··· Dataset content

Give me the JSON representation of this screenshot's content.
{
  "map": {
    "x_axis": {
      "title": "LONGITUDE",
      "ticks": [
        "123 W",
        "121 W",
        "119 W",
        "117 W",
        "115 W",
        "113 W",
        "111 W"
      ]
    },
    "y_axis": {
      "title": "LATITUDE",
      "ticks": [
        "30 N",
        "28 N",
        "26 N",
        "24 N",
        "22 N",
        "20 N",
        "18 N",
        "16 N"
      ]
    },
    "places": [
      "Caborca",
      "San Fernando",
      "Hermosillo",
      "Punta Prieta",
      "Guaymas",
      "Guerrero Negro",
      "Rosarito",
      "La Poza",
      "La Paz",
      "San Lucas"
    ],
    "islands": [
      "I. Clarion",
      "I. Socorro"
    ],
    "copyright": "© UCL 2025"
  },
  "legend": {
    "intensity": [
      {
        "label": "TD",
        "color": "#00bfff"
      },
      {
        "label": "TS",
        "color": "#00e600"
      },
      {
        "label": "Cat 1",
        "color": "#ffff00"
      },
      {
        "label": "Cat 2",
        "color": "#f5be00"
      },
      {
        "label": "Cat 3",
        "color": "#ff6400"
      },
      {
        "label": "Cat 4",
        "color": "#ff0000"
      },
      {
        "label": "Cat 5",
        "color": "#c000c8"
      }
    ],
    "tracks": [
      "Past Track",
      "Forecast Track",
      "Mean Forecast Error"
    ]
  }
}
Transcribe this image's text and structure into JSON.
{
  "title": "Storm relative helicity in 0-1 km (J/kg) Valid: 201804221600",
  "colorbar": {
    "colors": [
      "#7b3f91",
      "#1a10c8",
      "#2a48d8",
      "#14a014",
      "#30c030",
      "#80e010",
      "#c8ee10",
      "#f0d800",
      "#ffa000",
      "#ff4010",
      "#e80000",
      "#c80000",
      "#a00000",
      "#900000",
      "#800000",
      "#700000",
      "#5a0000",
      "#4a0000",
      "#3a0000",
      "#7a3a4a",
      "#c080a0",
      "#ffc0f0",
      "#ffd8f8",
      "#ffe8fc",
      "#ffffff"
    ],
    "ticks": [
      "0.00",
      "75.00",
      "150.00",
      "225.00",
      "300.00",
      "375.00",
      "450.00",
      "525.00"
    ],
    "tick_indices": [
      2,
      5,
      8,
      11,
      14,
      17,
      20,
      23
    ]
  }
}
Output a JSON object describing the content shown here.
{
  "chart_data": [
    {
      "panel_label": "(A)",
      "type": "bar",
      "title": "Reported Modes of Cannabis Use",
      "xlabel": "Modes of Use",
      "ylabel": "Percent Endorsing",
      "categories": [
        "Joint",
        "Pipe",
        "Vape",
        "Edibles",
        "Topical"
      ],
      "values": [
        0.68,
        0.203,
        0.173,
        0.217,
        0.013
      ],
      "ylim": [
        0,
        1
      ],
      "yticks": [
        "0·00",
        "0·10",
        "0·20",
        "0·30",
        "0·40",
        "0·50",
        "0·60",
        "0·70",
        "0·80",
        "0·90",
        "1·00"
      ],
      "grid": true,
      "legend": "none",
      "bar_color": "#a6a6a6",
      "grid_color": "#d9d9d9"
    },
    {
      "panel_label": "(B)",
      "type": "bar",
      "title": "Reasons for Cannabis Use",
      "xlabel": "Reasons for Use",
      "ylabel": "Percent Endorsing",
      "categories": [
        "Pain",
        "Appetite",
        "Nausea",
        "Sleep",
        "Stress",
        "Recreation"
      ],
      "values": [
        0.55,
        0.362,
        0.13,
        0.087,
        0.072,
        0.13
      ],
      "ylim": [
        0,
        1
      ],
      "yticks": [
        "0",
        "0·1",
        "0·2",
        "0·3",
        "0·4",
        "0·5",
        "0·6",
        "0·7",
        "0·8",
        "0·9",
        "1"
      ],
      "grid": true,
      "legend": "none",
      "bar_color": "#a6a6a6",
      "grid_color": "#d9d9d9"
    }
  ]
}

······

Retype the records that precede this task, keeping them exactly the same.

Task output:
Give me the JSON representation of this screenshot's content.
{
  "map": {
    "x_axis": {
      "title": "LONGITUDE",
      "ticks": [
        "123 W",
        "121 W",
        "119 W",
        "117 W",
        "115 W",
        "113 W",
        "111 W"
      ]
    },
    "y_axis": {
      "title": "LATITUDE",
      "ticks": [
        "30 N",
        "28 N",
        "26 N",
        "24 N",
        "22 N",
        "20 N",
        "18 N",
        "16 N"
      ]
    },
    "places": [
      "Caborca",
      "San Fernando",
      "Hermosillo",
      "Punta Prieta",
      "Guaymas",
      "Guerrero Negro",
      "Rosarito",
      "La Poza",
      "La Paz",
      "San Lucas"
    ],
    "islands": [
      "I. Clarion",
      "I. Socorro"
    ],
    "copyright": "© UCL 2025"
  },
  "legend": {
    "intensity": [
      {
        "label": "TD",
        "color": "#00bfff"
      },
      {
        "label": "TS",
        "color": "#00e600"
      },
      {
        "label": "Cat 1",
        "color": "#ffff00"
      },
      {
        "label": "Cat 2",
        "color": "#f5be00"
      },
      {
        "label": "Cat 3",
        "color": "#ff6400"
      },
      {
        "label": "Cat 4",
        "color": "#ff0000"
      },
      {
        "label": "Cat 5",
        "color": "#c000c8"
      }
    ],
    "tracks": [
      "Past Track",
      "Forecast Track",
      "Mean Forecast Error"
    ]
  }
}
Transcribe this image's text and structure into JSON.
{
  "title": "Storm relative helicity in 0-1 km (J/kg) Valid: 201804221600",
  "colorbar": {
    "colors": [
      "#7b3f91",
      "#1a10c8",
      "#2a48d8",
      "#14a014",
      "#30c030",
      "#80e010",
      "#c8ee10",
      "#f0d800",
      "#ffa000",
      "#ff4010",
      "#e80000",
      "#c80000",
      "#a00000",
      "#900000",
      "#800000",
      "#700000",
      "#5a0000",
      "#4a0000",
      "#3a0000",
      "#7a3a4a",
      "#c080a0",
      "#ffc0f0",
      "#ffd8f8",
      "#ffe8fc",
      "#ffffff"
    ],
    "ticks": [
      "0.00",
      "75.00",
      "150.00",
      "225.00",
      "300.00",
      "375.00",
      "450.00",
      "525.00"
    ],
    "tick_indices": [
      2,
      5,
      8,
      11,
      14,
      17,
      20,
      23
    ]
  }
}
Output a JSON object describing the content shown here.
{
  "chart_data": [
    {
      "panel_label": "(A)",
      "type": "bar",
      "title": "Reported Modes of Cannabis Use",
      "xlabel": "Modes of Use",
      "ylabel": "Percent Endorsing",
      "categories": [
        "Joint",
        "Pipe",
        "Vape",
        "Edibles",
        "Topical"
      ],
      "values": [
        0.68,
        0.203,
        0.173,
        0.217,
        0.013
      ],
      "ylim": [
        0,
        1
      ],
      "yticks": [
        "0·00",
        "0·10",
        "0·20",
        "0·30",
        "0·40",
        "0·50",
        "0·60",
        "0·70",
        "0·80",
        "0·90",
        "1·00"
      ],
      "grid": true,
      "legend": "none",
      "bar_color": "#a6a6a6",
      "grid_color": "#d9d9d9"
    },
    {
      "panel_label": "(B)",
      "type": "bar",
      "title": "Reasons for Cannabis Use",
      "xlabel": "Reasons for Use",
      "ylabel": "Percent Endorsing",
      "categories": [
        "Pain",
        "Appetite",
        "Nausea",
        "Sleep",
        "Stress",
        "Recreation"
      ],
      "values": [
        0.55,
        0.362,
        0.13,
        0.087,
        0.072,
        0.13
      ],
      "ylim": [
        0,
        1
      ],
      "yticks": [
        "0",
        "0·1",
        "0·2",
        "0·3",
        "0·4",
        "0·5",
        "0·6",
        "0·7",
        "0·8",
        "0·9",
        "1"
      ],
      "grid": true,
      "legend": "none",
      "bar_color": "#a6a6a6",
      "grid_color": "#d9d9d9"
    }
  ]
}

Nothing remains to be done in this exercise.